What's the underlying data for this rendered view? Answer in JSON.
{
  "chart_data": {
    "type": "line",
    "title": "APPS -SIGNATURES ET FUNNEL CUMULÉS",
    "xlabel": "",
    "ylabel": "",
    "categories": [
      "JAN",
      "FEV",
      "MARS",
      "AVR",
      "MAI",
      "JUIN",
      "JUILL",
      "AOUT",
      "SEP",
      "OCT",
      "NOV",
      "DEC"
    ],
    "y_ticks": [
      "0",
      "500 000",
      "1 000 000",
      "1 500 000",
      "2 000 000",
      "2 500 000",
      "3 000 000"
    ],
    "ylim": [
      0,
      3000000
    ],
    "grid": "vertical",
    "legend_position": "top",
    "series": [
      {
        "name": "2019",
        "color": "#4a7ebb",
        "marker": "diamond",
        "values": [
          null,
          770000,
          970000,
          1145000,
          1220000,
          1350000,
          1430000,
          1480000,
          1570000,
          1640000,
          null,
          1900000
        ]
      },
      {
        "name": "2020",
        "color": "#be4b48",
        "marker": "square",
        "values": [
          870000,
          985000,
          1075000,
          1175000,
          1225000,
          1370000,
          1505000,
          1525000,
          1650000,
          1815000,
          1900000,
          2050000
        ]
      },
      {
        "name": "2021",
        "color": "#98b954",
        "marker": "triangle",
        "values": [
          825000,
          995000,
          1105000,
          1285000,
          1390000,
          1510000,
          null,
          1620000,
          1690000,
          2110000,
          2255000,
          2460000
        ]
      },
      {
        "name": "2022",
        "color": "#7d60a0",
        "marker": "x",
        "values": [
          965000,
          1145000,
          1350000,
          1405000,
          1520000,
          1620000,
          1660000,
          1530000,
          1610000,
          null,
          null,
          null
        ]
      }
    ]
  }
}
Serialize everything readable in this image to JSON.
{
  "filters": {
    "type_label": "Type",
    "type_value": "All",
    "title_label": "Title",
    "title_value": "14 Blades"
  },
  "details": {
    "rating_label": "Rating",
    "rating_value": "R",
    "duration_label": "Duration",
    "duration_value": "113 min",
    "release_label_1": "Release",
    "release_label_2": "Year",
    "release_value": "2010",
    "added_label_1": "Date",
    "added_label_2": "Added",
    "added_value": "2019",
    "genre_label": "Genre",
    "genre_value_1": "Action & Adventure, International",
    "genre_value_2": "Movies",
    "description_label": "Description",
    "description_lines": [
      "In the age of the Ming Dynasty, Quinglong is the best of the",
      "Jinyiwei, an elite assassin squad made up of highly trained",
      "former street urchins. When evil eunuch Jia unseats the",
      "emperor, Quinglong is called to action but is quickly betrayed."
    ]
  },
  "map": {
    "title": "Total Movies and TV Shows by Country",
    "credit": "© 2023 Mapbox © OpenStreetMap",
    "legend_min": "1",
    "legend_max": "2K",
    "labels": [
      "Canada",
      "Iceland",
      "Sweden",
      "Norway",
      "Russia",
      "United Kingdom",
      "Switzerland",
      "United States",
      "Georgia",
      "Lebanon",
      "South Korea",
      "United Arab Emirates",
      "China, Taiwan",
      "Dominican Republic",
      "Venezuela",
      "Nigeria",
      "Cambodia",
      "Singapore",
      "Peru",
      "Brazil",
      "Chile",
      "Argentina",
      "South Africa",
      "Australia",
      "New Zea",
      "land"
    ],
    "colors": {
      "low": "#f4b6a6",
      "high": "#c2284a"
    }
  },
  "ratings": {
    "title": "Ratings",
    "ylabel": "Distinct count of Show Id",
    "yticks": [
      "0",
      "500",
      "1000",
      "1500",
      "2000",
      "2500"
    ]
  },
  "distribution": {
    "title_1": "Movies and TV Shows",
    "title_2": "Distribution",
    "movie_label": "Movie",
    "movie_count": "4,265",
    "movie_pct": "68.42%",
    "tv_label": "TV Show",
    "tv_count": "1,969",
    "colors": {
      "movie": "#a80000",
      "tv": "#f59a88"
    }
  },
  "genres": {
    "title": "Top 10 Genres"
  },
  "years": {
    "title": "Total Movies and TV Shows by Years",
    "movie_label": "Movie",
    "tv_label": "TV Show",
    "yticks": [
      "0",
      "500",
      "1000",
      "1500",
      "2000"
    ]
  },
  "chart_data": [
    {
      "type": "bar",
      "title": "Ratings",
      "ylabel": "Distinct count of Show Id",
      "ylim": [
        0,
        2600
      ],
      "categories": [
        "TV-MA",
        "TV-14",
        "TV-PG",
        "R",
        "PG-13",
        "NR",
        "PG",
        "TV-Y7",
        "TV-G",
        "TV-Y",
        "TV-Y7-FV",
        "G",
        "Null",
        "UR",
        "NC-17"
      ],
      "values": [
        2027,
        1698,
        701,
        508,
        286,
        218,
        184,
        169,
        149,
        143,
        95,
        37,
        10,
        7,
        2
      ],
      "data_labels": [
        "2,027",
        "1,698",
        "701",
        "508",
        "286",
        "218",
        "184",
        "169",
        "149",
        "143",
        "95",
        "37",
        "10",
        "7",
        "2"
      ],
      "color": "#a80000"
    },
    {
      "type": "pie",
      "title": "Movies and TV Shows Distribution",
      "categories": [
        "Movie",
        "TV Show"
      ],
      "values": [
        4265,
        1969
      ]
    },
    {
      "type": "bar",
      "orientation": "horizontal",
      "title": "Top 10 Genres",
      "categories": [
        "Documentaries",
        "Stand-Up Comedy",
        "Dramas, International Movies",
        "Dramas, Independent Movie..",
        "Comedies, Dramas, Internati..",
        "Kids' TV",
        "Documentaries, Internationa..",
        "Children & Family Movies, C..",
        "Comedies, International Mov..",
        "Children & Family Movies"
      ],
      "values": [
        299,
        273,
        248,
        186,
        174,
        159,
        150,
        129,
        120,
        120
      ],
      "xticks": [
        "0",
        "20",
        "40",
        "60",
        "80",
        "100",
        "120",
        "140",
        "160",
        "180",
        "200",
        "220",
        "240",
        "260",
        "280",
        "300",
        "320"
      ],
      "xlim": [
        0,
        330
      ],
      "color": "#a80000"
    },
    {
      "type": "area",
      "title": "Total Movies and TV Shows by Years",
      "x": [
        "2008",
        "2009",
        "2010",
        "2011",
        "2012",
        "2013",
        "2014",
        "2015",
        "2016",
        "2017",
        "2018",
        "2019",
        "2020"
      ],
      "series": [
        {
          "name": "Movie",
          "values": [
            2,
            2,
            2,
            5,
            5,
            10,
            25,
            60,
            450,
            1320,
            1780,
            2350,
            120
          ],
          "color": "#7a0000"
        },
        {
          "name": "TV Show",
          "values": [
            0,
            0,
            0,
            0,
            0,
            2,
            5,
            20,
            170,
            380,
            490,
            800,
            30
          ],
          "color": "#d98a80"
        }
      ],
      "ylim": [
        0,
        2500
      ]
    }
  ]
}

* **What you need to do**
Reproduce each record shown above without altering a single word.

* **Reply**
What's the underlying data for this rendered view? Answer in JSON.
{
  "chart_data": {
    "type": "line",
    "title": "APPS -SIGNATURES ET FUNNEL CUMULÉS",
    "xlabel": "",
    "ylabel": "",
    "categories": [
      "JAN",
      "FEV",
      "MARS",
      "AVR",
      "MAI",
      "JUIN",
      "JUILL",
      "AOUT",
      "SEP",
      "OCT",
      "NOV",
      "DEC"
    ],
    "y_ticks": [
      "0",
      "500 000",
      "1 000 000",
      "1 500 000",
      "2 000 000",
      "2 500 000",
      "3 000 000"
    ],
    "ylim": [
      0,
      3000000
    ],
    "grid": "vertical",
    "legend_position": "top",
    "series": [
      {
        "name": "2019",
        "color": "#4a7ebb",
        "marker": "diamond",
        "values": [
          null,
          770000,
          970000,
          1145000,
          1220000,
          1350000,
          1430000,
          1480000,
          1570000,
          1640000,
          null,
          1900000
        ]
      },
      {
        "name": "2020",
        "color": "#be4b48",
        "marker": "square",
        "values": [
          870000,
          985000,
          1075000,
          1175000,
          1225000,
          1370000,
          1505000,
          1525000,
          1650000,
          1815000,
          1900000,
          2050000
        ]
      },
      {
        "name": "2021",
        "color": "#98b954",
        "marker": "triangle",
        "values": [
          825000,
          995000,
          1105000,
          1285000,
          1390000,
          1510000,
          null,
          1620000,
          1690000,
          2110000,
          2255000,
          2460000
        ]
      },
      {
        "name": "2022",
        "color": "#7d60a0",
        "marker": "x",
        "values": [
          965000,
          1145000,
          1350000,
          1405000,
          1520000,
          1620000,
          1660000,
          1530000,
          1610000,
          null,
          null,
          null
        ]
      }
    ]
  }
}
Serialize everything readable in this image to JSON.
{
  "filters": {
    "type_label": "Type",
    "type_value": "All",
    "title_label": "Title",
    "title_value": "14 Blades"
  },
  "details": {
    "rating_label": "Rating",
    "rating_value": "R",
    "duration_label": "Duration",
    "duration_value": "113 min",
    "release_label_1": "Release",
    "release_label_2": "Year",
    "release_value": "2010",
    "added_label_1": "Date",
    "added_label_2": "Added",
    "added_value": "2019",
    "genre_label": "Genre",
    "genre_value_1": "Action & Adventure, International",
    "genre_value_2": "Movies",
    "description_label": "Description",
    "description_lines": [
      "In the age of the Ming Dynasty, Quinglong is the best of the",
      "Jinyiwei, an elite assassin squad made up of highly trained",
      "former street urchins. When evil eunuch Jia unseats the",
      "emperor, Quinglong is called to action but is quickly betrayed."
    ]
  },
  "map": {
    "title": "Total Movies and TV Shows by Country",
    "credit": "© 2023 Mapbox © OpenStreetMap",
    "legend_min": "1",
    "legend_max": "2K",
    "labels": [
      "Canada",
      "Iceland",
      "Sweden",
      "Norway",
      "Russia",
      "United Kingdom",
      "Switzerland",
      "United States",
      "Georgia",
      "Lebanon",
      "South Korea",
      "United Arab Emirates",
      "China, Taiwan",
      "Dominican Republic",
      "Venezuela",
      "Nigeria",
      "Cambodia",
      "Singapore",
      "Peru",
      "Brazil",
      "Chile",
      "Argentina",
      "South Africa",
      "Australia",
      "New Zea",
      "land"
    ],
    "colors": {
      "low": "#f4b6a6",
      "high": "#c2284a"
    }
  },
  "ratings": {
    "title": "Ratings",
    "ylabel": "Distinct count of Show Id",
    "yticks": [
      "0",
      "500",
      "1000",
      "1500",
      "2000",
      "2500"
    ]
  },
  "distribution": {
    "title_1": "Movies and TV Shows",
    "title_2": "Distribution",
    "movie_label": "Movie",
    "movie_count": "4,265",
    "movie_pct": "68.42%",
    "tv_label": "TV Show",
    "tv_count": "1,969",
    "colors": {
      "movie": "#a80000",
      "tv": "#f59a88"
    }
  },
  "genres": {
    "title": "Top 10 Genres"
  },
  "years": {
    "title": "Total Movies and TV Shows by Years",
    "movie_label": "Movie",
    "tv_label": "TV Show",
    "yticks": [
      "0",
      "500",
      "1000",
      "1500",
      "2000"
    ]
  },
  "chart_data": [
    {
      "type": "bar",
      "title": "Ratings",
      "ylabel": "Distinct count of Show Id",
      "ylim": [
        0,
        2600
      ],
      "categories": [
        "TV-MA",
        "TV-14",
        "TV-PG",
        "R",
        "PG-13",
        "NR",
        "PG",
        "TV-Y7",
        "TV-G",
        "TV-Y",
        "TV-Y7-FV",
        "G",
        "Null",
        "UR",
        "NC-17"
      ],
      "values": [
        2027,
        1698,
        701,
        508,
        286,
        218,
        184,
        169,
        149,
        143,
        95,
        37,
        10,
        7,
        2
      ],
      "data_labels": [
        "2,027",
        "1,698",
        "701",
        "508",
        "286",
        "218",
        "184",
        "169",
        "149",
        "143",
        "95",
        "37",
        "10",
        "7",
        "2"
      ],
      "color": "#a80000"
    },
    {
      "type": "pie",
      "title": "Movies and TV Shows Distribution",
      "categories": [
        "Movie",
        "TV Show"
      ],
      "values": [
        4265,
        1969
      ]
    },
    {
      "type": "bar",
      "orientation": "horizontal",
      "title": "Top 10 Genres",
      "categories": [
        "Documentaries",
        "Stand-Up Comedy",
        "Dramas, International Movies",
        "Dramas, Independent Movie..",
        "Comedies, Dramas, Internati..",
        "Kids' TV",
        "Documentaries, Internationa..",
        "Children & Family Movies, C..",
        "Comedies, International Mov..",
        "Children & Family Movies"
      ],
      "values": [
        299,
        273,
        248,
        186,
        174,
        159,
        150,
        129,
        120,
        120
      ],
      "xticks": [
        "0",
        "20",
        "40",
        "60",
        "80",
        "100",
        "120",
        "140",
        "160",
        "180",
        "200",
        "220",
        "240",
        "260",
        "280",
        "300",
        "320"
      ],
      "xlim": [
        0,
        330
      ],
      "color": "#a80000"
    },
    {
      "type": "area",
      "title": "Total Movies and TV Shows by Years",
      "x": [
        "2008",
        "2009",
        "2010",
        "2011",
        "2012",
        "2013",
        "2014",
        "2015",
        "2016",
        "2017",
        "2018",
        "2019",
        "2020"
      ],
      "series": [
        {
          "name": "Movie",
          "values": [
            2,
            2,
            2,
            5,
            5,
            10,
            25,
            60,
            450,
            1320,
            1780,
            2350,
            120
          ],
          "color": "#7a0000"
        },
        {
          "name": "TV Show",
          "values": [
            0,
            0,
            0,
            0,
            0,
            2,
            5,
            20,
            170,
            380,
            490,
            800,
            30
          ],
          "color": "#d98a80"
        }
      ],
      "ylim": [
        0,
        2500
      ]
    }
  ]
}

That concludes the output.